EXERCISE INSTRUCTIONS:
Look through the data below and report how many lines include "Property". Only the number should be given.

Dataset entries:
........

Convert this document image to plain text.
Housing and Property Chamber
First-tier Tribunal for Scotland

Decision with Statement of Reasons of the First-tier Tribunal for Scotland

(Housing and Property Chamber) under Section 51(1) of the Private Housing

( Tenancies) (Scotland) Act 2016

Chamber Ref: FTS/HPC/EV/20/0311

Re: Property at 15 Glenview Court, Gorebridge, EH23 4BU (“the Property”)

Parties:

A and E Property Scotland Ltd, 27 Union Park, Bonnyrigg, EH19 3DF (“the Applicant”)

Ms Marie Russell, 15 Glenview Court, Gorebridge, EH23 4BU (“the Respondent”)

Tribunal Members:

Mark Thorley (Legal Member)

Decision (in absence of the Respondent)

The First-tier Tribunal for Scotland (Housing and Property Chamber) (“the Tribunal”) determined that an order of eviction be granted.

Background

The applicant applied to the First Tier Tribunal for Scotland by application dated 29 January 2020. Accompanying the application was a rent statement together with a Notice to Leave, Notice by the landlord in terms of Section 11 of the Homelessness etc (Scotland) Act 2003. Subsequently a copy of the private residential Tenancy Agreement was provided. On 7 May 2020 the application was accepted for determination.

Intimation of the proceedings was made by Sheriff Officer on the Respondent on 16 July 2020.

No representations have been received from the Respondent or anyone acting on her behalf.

........

RESULT:
5